Go through the records and copy each line where the word "series" occurs.

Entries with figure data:
+ + + + + + +
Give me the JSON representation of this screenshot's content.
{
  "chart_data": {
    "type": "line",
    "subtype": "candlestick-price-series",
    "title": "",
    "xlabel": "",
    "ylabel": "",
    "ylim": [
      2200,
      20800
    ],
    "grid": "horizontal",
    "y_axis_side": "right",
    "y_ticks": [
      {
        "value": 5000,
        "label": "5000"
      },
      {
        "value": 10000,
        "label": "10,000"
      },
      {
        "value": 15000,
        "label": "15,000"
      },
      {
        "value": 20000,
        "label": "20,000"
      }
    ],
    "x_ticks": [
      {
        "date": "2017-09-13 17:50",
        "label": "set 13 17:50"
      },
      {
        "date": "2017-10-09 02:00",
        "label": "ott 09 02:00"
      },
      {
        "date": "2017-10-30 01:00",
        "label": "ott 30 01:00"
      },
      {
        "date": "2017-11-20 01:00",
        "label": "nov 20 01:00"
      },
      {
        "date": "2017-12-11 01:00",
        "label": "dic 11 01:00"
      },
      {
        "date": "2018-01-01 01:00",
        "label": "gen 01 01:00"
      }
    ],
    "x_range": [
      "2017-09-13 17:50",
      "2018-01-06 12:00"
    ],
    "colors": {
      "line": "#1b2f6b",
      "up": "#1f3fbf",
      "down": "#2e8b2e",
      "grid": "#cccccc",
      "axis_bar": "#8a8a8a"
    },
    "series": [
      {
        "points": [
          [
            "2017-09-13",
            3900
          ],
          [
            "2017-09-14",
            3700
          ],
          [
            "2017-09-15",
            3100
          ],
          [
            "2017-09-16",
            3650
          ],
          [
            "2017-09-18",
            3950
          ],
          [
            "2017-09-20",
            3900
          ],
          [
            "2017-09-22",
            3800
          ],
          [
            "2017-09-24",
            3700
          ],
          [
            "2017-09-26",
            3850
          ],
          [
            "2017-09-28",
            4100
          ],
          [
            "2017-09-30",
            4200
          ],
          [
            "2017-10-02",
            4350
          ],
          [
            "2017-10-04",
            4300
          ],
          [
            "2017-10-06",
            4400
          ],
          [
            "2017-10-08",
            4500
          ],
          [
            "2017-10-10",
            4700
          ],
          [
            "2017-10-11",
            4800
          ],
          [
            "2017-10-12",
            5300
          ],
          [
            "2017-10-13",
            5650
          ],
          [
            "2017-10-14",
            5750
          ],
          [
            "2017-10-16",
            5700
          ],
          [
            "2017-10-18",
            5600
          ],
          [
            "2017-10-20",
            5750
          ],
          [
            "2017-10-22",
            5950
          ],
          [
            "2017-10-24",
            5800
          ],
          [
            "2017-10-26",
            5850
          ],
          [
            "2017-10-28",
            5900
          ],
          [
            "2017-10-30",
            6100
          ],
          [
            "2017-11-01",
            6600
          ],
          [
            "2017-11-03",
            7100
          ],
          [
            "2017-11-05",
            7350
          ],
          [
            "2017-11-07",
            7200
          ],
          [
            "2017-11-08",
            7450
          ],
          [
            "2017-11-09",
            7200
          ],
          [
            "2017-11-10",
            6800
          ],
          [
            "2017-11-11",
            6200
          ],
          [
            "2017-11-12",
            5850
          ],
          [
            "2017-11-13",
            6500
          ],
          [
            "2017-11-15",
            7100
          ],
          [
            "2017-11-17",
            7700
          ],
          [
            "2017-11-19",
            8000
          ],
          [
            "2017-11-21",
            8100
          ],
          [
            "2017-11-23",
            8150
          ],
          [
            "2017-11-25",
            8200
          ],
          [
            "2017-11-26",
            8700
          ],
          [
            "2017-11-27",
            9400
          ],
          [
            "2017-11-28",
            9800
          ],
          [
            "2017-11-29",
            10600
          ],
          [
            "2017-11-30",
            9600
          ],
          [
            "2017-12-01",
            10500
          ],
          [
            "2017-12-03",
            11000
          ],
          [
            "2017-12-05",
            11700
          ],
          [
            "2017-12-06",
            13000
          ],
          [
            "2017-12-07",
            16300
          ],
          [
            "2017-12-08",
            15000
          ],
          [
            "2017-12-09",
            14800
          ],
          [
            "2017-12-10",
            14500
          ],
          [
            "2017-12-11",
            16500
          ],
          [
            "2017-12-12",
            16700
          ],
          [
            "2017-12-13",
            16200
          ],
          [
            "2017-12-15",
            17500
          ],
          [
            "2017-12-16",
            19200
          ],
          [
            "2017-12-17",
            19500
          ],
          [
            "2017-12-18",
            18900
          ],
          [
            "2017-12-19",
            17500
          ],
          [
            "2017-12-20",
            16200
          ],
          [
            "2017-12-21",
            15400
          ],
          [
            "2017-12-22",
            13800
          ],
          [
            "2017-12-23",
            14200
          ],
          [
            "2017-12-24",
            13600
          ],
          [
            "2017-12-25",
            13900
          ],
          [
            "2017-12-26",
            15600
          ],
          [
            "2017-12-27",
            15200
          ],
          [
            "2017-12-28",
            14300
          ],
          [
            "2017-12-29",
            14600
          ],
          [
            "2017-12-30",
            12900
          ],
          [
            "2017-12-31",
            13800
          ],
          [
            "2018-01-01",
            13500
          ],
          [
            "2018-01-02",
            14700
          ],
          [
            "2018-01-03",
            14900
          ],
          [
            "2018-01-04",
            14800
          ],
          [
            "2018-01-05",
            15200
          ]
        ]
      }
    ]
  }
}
+ + + + + + +
--- Worked answer ---
    "subtype": "candlestick-price-series",
    "series": [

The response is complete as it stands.